- DIRECTIONS FOR THIS TASK -
Copy the data that follows exactly. Include no pictures.

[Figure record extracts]
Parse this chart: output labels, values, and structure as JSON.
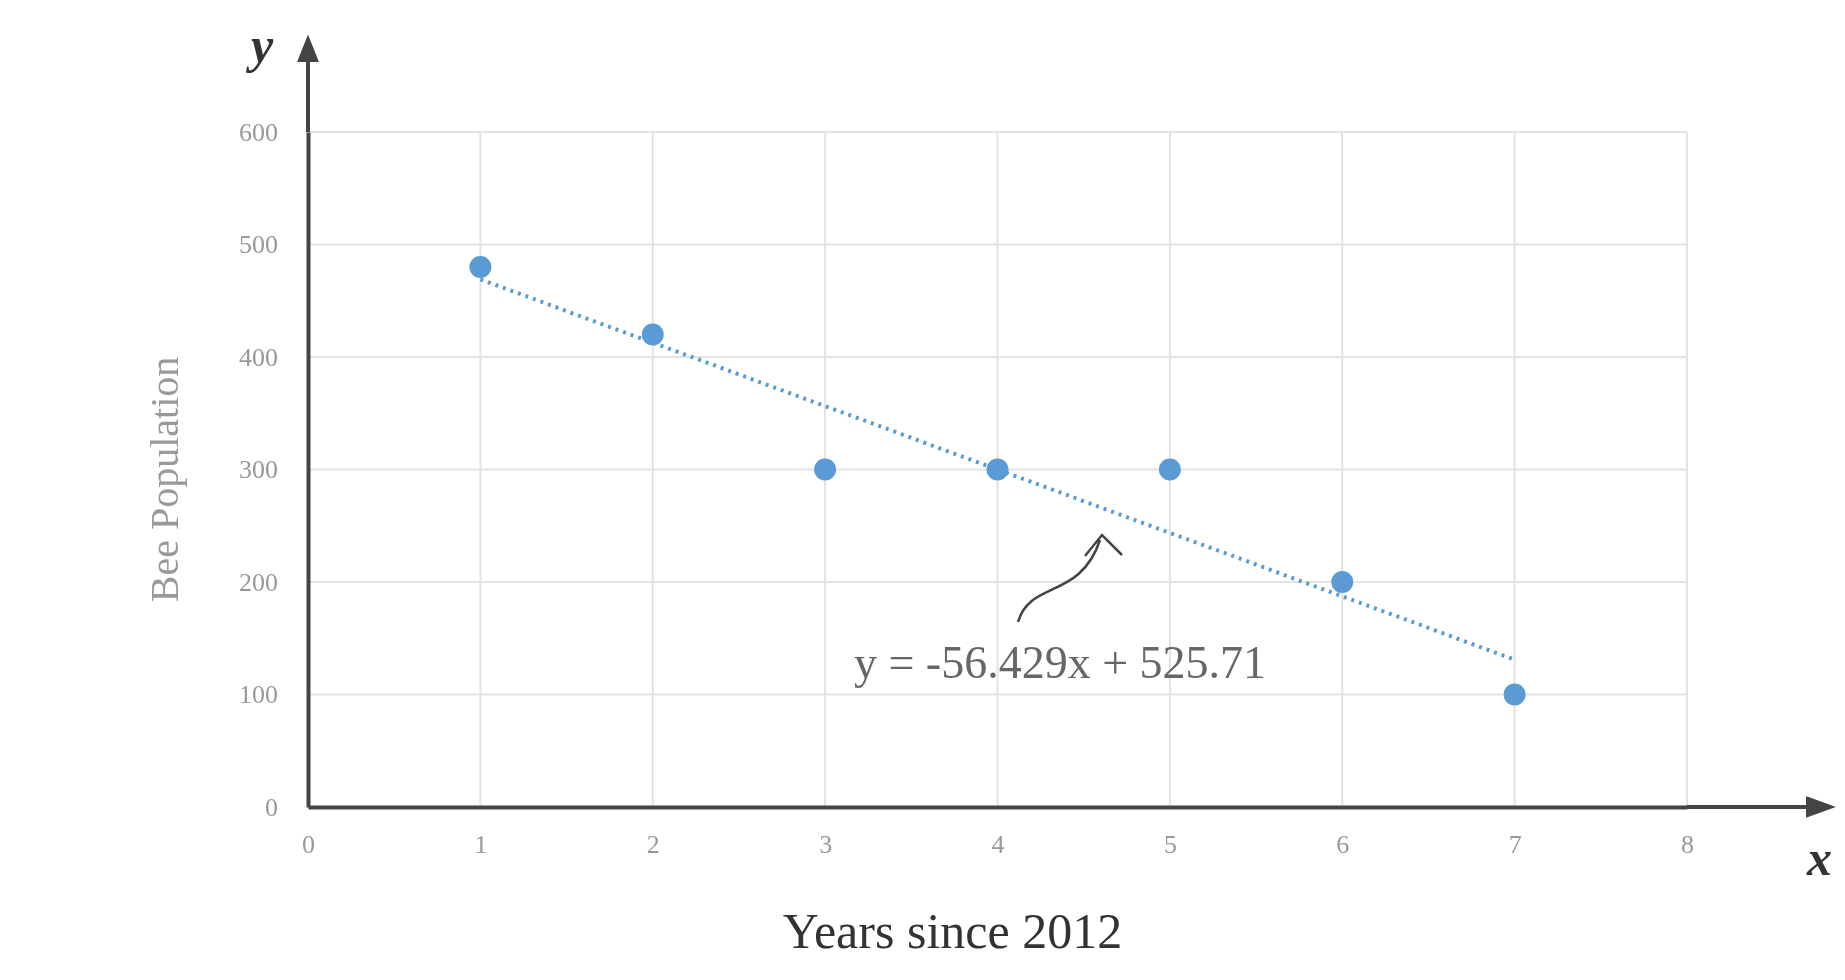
{
  "chart_data": {
    "type": "scatter",
    "xlabel": "Years since 2012",
    "ylabel": "Bee Population",
    "xlim": [
      0,
      8
    ],
    "xticks": [
      0,
      1,
      2,
      3,
      4,
      5,
      6,
      7,
      8
    ],
    "ylim": [
      0,
      600
    ],
    "yticks": [
      0,
      100,
      200,
      300,
      400,
      500,
      600
    ],
    "grid": true,
    "series": [
      {
        "marker": "circle",
        "color": "#5b9bd5",
        "x": [
          1,
          2,
          3,
          4,
          5,
          6,
          7
        ],
        "values": [
          480,
          420,
          300,
          300,
          300,
          200,
          100
        ]
      },
      {
        "type": "line",
        "color": "#5b9bd5",
        "line_style": "dotted",
        "x": [
          1,
          7
        ],
        "values": [
          469,
          131
        ]
      }
    ],
    "annotations": [
      "y = -56.429x + 525.71",
      "y",
      "x"
    ]
  }
}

- SOLUTION FOR THIS TASK -
Parse this chart: output labels, values, and structure as JSON.
{
  "chart_data": {
    "type": "scatter",
    "xlabel": "Years since 2012",
    "ylabel": "Bee Population",
    "xlim": [
      0,
      8
    ],
    "xticks": [
      0,
      1,
      2,
      3,
      4,
      5,
      6,
      7,
      8
    ],
    "ylim": [
      0,
      600
    ],
    "yticks": [
      0,
      100,
      200,
      300,
      400,
      500,
      600
    ],
    "grid": true,
    "series": [
      {
        "marker": "circle",
        "color": "#5b9bd5",
        "x": [
          1,
          2,
          3,
          4,
          5,
          6,
          7
        ],
        "values": [
          480,
          420,
          300,
          300,
          300,
          200,
          100
        ]
      },
      {
        "type": "line",
        "color": "#5b9bd5",
        "line_style": "dotted",
        "x": [
          1,
          7
        ],
        "values": [
          469,
          131
        ]
      }
    ],
    "annotations": [
      "y = -56.429x + 525.71",
      "y",
      "x"
    ]
  }
}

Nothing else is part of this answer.